[START Recorded information]

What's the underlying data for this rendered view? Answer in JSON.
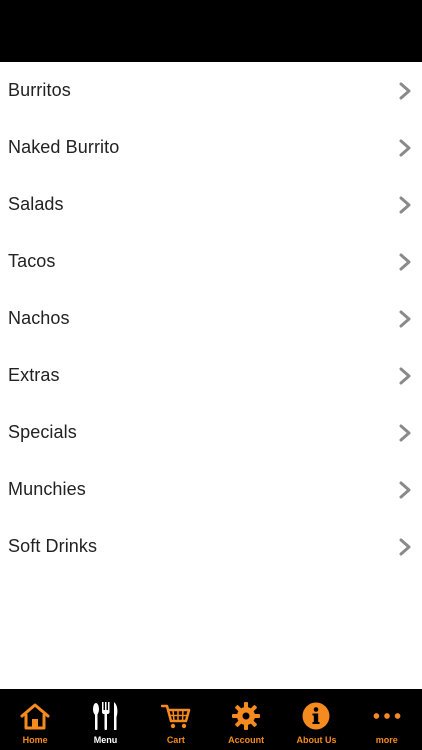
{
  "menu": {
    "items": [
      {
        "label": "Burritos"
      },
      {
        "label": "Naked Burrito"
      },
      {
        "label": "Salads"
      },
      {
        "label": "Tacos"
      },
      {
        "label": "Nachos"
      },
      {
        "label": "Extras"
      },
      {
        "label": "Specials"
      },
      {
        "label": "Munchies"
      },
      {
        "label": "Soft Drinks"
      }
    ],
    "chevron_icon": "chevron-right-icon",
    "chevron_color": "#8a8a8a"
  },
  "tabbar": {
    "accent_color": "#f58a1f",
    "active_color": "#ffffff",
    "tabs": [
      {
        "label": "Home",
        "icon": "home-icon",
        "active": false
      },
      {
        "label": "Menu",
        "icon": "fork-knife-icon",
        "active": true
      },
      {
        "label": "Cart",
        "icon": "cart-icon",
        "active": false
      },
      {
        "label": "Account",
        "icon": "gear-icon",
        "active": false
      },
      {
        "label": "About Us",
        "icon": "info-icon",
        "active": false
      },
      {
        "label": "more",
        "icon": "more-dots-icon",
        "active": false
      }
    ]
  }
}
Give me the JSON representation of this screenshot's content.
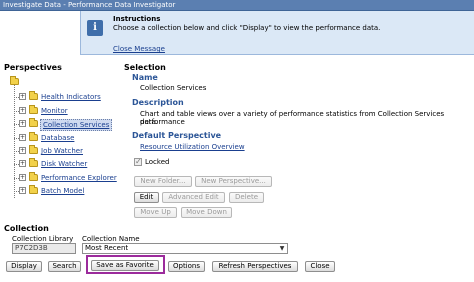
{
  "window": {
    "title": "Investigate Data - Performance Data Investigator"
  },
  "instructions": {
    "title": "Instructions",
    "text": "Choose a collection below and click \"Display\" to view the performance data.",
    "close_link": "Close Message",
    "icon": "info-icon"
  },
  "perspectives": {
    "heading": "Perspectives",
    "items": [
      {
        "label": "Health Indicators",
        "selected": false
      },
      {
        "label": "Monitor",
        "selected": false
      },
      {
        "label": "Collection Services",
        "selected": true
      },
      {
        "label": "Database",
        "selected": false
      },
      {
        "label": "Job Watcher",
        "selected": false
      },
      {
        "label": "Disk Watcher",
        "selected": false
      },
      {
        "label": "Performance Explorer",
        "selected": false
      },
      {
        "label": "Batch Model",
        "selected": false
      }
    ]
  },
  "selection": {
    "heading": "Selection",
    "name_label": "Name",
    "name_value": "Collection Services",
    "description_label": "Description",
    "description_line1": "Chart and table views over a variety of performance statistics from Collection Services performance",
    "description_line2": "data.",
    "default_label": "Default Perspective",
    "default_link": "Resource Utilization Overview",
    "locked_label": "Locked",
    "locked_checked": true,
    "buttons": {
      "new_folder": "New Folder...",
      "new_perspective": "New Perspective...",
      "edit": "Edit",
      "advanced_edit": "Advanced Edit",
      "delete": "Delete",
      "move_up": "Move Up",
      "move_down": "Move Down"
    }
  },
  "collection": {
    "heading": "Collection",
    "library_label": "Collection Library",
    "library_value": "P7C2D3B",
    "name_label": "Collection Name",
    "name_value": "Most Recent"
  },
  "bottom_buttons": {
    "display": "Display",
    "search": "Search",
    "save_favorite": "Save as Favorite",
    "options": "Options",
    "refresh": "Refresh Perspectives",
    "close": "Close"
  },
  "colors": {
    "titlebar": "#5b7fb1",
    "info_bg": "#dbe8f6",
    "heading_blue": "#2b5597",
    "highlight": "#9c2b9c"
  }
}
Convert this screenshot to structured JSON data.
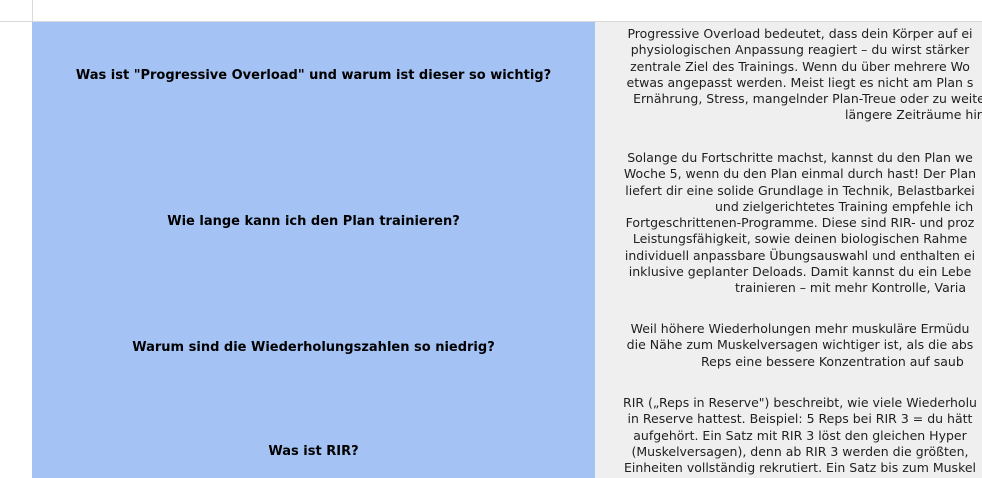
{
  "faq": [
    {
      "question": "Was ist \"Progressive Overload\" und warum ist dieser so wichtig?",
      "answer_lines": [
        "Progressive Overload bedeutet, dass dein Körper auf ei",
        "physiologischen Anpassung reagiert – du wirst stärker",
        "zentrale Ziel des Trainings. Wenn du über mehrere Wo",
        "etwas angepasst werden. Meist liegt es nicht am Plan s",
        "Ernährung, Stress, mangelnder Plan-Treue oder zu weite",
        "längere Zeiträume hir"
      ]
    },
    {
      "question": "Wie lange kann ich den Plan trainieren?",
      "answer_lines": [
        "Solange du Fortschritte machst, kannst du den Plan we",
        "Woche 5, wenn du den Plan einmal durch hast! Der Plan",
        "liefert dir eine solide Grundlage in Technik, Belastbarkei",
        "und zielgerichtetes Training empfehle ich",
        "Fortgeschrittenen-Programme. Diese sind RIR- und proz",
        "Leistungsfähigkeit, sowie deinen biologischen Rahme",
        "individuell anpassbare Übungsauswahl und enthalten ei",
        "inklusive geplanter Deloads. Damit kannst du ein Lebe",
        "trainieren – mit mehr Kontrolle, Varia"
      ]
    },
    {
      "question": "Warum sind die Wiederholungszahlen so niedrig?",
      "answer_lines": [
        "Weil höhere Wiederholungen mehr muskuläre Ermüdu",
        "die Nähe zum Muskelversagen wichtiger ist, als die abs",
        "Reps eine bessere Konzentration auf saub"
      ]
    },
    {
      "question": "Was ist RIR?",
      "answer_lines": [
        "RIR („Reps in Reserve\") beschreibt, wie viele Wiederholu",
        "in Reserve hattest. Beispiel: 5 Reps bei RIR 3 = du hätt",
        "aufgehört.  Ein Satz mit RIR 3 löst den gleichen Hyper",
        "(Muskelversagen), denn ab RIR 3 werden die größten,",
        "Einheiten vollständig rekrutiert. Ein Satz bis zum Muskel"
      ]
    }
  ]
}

[END Recorded information]
[START Recorded information]

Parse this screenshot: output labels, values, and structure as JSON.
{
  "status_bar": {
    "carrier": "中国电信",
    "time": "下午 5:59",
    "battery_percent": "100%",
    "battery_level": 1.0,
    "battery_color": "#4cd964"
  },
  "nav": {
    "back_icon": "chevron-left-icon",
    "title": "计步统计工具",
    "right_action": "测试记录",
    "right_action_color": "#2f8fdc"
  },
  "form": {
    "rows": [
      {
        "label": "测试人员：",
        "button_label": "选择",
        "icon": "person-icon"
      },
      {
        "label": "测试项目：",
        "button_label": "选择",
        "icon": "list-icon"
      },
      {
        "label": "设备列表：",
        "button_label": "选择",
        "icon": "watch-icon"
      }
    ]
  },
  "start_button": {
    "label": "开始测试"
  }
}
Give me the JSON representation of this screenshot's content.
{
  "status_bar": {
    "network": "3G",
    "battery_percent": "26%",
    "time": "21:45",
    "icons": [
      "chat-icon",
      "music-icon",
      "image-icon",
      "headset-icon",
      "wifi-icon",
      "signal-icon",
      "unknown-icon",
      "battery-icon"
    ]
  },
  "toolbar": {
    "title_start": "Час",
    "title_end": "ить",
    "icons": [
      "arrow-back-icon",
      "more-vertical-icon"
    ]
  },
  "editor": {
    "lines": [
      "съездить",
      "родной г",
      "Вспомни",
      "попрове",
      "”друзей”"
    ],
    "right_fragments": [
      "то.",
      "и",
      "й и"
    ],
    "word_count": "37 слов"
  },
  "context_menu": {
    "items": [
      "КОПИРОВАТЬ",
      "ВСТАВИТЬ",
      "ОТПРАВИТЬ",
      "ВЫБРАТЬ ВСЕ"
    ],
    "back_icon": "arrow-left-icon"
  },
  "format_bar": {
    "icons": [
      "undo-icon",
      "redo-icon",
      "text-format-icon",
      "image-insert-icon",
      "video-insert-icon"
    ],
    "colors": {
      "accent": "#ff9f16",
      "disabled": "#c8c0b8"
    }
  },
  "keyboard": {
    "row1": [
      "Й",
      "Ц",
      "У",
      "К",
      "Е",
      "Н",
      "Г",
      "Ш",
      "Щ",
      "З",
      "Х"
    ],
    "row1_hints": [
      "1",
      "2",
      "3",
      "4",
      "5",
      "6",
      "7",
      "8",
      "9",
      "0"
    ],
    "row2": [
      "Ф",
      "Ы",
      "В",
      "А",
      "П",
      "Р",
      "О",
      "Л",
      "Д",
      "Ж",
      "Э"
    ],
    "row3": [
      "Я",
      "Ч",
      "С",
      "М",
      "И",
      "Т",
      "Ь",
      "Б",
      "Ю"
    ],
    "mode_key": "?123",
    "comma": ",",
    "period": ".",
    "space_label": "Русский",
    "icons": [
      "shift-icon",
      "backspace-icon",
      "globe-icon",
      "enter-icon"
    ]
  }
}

[END Recorded information]
[START Recorded information]

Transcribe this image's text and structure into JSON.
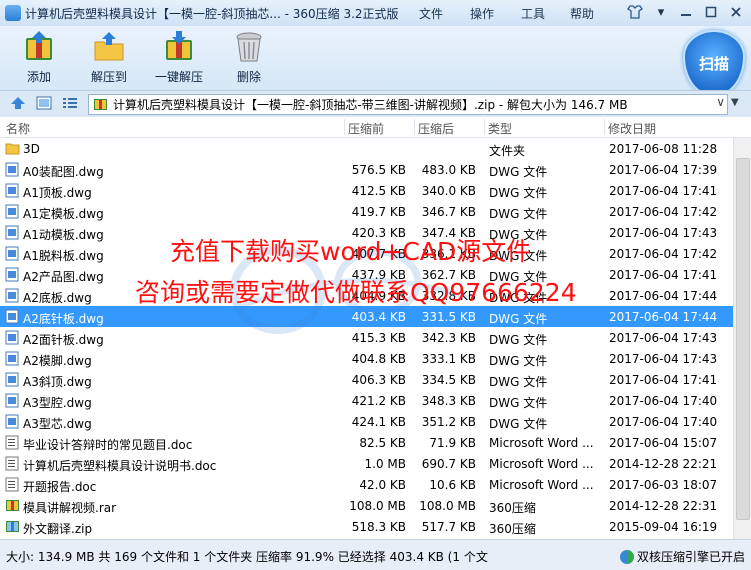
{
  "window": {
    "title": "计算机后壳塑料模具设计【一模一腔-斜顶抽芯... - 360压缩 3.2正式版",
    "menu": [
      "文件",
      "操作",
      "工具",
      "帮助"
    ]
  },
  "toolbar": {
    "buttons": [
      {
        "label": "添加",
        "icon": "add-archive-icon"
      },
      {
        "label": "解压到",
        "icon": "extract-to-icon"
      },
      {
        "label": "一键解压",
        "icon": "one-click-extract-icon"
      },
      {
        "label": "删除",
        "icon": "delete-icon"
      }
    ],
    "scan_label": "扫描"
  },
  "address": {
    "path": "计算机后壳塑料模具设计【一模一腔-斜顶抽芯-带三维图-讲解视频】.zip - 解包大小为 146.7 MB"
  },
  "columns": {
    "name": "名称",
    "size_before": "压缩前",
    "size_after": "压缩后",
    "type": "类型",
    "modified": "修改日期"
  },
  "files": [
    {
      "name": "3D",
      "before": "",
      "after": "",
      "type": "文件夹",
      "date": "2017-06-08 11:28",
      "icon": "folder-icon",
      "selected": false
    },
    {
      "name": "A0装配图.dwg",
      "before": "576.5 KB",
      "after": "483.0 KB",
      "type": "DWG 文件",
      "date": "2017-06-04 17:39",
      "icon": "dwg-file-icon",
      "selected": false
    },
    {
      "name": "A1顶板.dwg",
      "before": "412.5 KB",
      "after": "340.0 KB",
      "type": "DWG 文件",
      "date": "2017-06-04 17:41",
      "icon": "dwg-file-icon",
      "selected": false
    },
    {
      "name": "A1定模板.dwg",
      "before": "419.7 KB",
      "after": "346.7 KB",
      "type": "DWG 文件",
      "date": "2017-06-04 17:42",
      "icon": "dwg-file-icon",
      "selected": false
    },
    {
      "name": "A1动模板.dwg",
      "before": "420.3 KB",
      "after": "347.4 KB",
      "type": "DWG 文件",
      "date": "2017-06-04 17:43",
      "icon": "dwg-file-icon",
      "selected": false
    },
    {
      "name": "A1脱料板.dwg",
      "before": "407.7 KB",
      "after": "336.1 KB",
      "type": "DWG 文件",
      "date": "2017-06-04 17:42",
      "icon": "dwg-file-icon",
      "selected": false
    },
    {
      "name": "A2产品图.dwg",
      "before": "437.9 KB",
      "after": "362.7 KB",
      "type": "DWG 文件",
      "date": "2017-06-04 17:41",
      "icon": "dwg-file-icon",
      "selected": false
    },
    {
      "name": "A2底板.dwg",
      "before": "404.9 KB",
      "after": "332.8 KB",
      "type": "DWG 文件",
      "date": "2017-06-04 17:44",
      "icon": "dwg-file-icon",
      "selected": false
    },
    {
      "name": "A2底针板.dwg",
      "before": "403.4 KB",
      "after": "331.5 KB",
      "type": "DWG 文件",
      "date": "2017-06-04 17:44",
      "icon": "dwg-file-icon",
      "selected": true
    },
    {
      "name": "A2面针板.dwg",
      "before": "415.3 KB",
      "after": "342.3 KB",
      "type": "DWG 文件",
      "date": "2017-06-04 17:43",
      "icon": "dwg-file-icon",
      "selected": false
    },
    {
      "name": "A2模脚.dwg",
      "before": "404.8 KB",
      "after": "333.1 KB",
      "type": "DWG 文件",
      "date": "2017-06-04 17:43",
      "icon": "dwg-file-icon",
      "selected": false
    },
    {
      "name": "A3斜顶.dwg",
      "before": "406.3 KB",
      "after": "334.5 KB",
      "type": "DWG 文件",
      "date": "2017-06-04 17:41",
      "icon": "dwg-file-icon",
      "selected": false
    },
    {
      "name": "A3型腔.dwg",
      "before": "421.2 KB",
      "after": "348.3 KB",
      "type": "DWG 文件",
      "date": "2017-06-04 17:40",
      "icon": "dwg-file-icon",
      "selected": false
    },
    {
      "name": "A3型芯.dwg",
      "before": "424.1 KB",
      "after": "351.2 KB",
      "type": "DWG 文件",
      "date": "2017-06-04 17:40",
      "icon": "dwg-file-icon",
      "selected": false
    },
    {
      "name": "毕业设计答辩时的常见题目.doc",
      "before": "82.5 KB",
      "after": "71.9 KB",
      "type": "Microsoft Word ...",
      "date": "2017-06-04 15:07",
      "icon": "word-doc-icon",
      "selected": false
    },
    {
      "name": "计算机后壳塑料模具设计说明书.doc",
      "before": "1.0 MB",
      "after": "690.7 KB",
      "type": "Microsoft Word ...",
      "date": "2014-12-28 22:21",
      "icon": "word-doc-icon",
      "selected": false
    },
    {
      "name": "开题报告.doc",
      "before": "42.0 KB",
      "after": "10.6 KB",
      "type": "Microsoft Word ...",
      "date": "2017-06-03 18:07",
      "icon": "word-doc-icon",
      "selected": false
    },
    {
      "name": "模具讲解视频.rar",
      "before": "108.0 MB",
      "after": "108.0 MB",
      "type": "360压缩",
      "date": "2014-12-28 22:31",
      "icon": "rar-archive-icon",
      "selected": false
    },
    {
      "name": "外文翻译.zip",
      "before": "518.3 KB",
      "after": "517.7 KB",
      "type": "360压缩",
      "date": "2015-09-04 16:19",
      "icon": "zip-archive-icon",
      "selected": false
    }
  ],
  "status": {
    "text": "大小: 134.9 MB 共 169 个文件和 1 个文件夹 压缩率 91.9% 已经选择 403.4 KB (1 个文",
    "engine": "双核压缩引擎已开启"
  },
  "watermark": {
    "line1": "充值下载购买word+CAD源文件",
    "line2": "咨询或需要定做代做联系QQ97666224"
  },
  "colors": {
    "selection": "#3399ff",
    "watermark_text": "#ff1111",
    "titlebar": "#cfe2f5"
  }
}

[END Recorded information]

* Stated problem
Find all lines holding the string "click" and copy them.

* Exercise answer
    "text": "Choose a collection below and click \"Display\" to view the performance data.",
        "icon": "one-click-extract-icon"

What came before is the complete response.